Job: Quote precisely the final stretch of the listing: start at the line containing "Transcribe this image's" and stop after the last line.

Given data:

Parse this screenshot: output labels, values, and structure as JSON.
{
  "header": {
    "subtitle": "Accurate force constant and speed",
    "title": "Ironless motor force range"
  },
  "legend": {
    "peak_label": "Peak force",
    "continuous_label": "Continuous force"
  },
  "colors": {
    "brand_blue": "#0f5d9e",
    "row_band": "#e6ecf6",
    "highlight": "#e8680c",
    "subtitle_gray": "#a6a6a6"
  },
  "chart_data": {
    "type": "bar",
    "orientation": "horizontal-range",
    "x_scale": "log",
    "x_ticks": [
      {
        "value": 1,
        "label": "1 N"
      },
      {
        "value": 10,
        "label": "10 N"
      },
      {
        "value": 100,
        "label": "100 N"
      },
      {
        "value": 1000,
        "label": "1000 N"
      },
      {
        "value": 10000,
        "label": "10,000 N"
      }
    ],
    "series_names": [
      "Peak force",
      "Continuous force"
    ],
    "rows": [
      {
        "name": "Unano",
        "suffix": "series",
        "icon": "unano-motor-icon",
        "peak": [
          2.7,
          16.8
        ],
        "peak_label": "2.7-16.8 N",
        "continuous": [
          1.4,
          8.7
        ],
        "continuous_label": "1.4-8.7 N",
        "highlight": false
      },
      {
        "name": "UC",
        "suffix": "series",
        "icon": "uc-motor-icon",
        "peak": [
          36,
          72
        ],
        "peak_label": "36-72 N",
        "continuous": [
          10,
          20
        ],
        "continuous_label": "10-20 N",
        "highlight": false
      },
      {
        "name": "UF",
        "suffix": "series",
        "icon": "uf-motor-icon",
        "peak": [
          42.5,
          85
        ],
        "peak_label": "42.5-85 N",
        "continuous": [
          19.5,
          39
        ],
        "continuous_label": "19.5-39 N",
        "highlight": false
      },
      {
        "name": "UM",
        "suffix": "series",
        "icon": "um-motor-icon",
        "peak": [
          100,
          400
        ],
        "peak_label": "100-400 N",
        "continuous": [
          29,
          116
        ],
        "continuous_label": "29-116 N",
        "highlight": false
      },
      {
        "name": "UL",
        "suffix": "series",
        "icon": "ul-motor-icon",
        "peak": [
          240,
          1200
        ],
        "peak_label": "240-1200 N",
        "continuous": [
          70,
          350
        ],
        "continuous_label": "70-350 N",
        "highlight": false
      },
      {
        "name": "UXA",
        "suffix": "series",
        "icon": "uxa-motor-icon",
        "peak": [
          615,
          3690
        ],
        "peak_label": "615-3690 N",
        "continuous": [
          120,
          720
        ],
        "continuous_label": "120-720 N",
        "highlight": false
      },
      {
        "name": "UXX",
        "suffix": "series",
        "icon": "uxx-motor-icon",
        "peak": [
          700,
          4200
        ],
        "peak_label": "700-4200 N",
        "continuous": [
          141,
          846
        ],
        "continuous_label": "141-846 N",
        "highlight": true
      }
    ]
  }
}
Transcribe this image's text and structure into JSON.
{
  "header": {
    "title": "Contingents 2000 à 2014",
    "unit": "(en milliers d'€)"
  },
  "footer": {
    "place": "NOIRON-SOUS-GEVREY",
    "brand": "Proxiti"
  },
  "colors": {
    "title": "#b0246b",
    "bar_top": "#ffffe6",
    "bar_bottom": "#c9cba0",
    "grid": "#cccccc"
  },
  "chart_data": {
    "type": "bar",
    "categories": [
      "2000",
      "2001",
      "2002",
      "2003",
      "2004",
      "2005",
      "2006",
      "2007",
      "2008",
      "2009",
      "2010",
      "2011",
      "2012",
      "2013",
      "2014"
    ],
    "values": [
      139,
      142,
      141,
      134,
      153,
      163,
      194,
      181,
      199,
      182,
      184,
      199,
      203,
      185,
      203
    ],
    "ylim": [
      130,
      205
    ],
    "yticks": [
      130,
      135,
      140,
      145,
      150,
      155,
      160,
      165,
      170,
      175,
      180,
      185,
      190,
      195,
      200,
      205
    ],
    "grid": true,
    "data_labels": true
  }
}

In response:
Transcribe this image's text and structure into JSON.
{
  "header": {
    "title": "Contingents 2000 à 2014",
    "unit": "(en milliers d'€)"
  },
  "footer": {
    "place": "NOIRON-SOUS-GEVREY",
    "brand": "Proxiti"
  },
  "colors": {
    "title": "#b0246b",
    "bar_top": "#ffffe6",
    "bar_bottom": "#c9cba0",
    "grid": "#cccccc"
  },
  "chart_data": {
    "type": "bar",
    "categories": [
      "2000",
      "2001",
      "2002",
      "2003",
      "2004",
      "2005",
      "2006",
      "2007",
      "2008",
      "2009",
      "2010",
      "2011",
      "2012",
      "2013",
      "2014"
    ],
    "values": [
      139,
      142,
      141,
      134,
      153,
      163,
      194,
      181,
      199,
      182,
      184,
      199,
      203,
      185,
      203
    ],
    "ylim": [
      130,
      205
    ],
    "yticks": [
      130,
      135,
      140,
      145,
      150,
      155,
      160,
      165,
      170,
      175,
      180,
      185,
      190,
      195,
      200,
      205
    ],
    "grid": true,
    "data_labels": true
  }
}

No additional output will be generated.